> _Given request_:
Identify the lines that contain the word "xlabel", then copy them.

** START OF Record set **

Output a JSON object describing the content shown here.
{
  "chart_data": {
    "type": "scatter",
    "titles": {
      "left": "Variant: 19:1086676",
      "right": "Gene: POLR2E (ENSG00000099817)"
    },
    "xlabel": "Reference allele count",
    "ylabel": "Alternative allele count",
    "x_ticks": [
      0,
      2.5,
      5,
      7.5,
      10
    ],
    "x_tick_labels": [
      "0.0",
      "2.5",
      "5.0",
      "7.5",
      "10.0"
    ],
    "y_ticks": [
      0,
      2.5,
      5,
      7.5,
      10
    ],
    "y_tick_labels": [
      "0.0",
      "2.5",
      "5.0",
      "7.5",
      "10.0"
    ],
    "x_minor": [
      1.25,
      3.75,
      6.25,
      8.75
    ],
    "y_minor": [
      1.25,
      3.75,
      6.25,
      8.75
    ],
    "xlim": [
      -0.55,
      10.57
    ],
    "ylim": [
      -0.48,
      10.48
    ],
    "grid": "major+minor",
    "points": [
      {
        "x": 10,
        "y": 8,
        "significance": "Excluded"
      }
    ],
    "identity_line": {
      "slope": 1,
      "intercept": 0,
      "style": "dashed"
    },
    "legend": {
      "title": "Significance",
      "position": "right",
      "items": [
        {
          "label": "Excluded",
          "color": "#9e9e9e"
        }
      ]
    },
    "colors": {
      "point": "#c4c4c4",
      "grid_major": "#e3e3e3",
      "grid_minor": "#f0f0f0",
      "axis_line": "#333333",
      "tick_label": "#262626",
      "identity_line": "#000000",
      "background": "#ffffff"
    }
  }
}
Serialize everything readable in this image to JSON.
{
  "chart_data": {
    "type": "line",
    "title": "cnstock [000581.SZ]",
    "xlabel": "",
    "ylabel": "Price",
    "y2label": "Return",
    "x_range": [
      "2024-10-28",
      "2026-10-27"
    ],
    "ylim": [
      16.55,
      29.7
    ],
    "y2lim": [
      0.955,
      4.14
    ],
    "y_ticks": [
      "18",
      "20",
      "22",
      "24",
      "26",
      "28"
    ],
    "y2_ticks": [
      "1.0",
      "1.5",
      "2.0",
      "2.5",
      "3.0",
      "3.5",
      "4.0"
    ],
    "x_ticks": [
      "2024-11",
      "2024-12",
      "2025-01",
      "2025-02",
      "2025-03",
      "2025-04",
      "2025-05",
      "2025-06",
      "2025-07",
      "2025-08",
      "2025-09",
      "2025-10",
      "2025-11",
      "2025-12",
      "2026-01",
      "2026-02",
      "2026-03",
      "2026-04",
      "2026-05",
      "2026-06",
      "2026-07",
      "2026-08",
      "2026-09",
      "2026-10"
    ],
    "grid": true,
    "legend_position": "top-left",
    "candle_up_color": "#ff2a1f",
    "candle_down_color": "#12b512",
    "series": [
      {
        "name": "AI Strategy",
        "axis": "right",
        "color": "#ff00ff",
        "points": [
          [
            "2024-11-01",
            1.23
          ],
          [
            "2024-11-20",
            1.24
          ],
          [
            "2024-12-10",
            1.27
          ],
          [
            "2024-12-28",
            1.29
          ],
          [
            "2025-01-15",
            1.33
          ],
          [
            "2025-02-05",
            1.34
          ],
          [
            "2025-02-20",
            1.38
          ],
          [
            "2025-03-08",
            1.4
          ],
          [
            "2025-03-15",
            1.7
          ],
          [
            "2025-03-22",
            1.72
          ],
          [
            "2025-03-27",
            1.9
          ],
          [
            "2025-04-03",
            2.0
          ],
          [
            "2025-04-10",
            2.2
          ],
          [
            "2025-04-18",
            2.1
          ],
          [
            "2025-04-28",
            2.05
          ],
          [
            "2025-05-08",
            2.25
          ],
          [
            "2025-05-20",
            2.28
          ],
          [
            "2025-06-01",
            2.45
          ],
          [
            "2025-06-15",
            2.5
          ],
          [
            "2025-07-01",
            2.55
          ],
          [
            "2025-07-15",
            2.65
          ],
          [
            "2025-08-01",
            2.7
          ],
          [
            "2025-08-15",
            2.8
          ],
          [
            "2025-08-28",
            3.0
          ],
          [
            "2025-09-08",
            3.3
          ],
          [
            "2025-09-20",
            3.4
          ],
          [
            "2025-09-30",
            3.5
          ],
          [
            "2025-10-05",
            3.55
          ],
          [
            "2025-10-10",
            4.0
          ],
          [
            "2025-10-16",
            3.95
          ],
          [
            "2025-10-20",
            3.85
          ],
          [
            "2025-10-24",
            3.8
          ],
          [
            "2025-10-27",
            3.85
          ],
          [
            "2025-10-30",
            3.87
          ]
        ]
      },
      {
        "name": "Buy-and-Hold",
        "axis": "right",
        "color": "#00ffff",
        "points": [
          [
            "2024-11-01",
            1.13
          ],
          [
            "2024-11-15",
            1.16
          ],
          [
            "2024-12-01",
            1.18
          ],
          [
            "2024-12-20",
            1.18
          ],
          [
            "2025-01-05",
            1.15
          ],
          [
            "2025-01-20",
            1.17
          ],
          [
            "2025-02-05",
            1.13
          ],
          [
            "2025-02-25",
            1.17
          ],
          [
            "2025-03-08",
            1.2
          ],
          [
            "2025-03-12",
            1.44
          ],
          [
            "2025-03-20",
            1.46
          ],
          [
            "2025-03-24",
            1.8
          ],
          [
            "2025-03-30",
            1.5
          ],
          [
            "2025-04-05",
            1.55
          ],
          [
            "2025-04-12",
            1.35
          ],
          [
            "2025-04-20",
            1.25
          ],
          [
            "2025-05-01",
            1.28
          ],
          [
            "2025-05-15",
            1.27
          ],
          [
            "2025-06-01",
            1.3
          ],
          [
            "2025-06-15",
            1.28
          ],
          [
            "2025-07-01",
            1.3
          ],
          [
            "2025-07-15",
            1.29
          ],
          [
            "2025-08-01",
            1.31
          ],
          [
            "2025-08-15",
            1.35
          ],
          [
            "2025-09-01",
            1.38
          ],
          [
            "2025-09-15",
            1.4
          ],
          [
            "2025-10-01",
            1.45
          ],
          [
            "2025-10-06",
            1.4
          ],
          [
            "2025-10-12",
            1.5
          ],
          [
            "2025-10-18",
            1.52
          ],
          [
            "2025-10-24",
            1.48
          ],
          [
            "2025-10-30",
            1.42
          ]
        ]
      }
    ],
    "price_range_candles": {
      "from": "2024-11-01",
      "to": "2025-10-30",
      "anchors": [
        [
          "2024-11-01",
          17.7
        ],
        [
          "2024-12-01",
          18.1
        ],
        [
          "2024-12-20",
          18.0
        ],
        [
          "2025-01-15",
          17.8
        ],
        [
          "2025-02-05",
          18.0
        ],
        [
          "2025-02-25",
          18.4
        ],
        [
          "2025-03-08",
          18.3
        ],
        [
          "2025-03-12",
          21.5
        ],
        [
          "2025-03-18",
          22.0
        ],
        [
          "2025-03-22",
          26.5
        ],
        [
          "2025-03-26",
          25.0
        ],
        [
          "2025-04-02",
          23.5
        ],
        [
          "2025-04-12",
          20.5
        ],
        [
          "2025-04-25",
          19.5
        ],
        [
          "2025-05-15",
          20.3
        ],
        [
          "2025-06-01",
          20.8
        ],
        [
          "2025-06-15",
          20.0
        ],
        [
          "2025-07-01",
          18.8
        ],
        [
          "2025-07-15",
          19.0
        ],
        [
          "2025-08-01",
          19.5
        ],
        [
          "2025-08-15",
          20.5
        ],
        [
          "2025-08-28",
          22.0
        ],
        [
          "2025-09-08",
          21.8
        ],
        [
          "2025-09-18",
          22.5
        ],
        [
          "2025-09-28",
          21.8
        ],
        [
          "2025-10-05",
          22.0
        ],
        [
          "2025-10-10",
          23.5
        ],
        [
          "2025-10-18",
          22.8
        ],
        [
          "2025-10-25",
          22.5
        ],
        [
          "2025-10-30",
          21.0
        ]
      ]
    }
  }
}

** END OF Record set **

> _Exercise answer_:
    "xlabel": "Reference allele count",
    "xlabel": "",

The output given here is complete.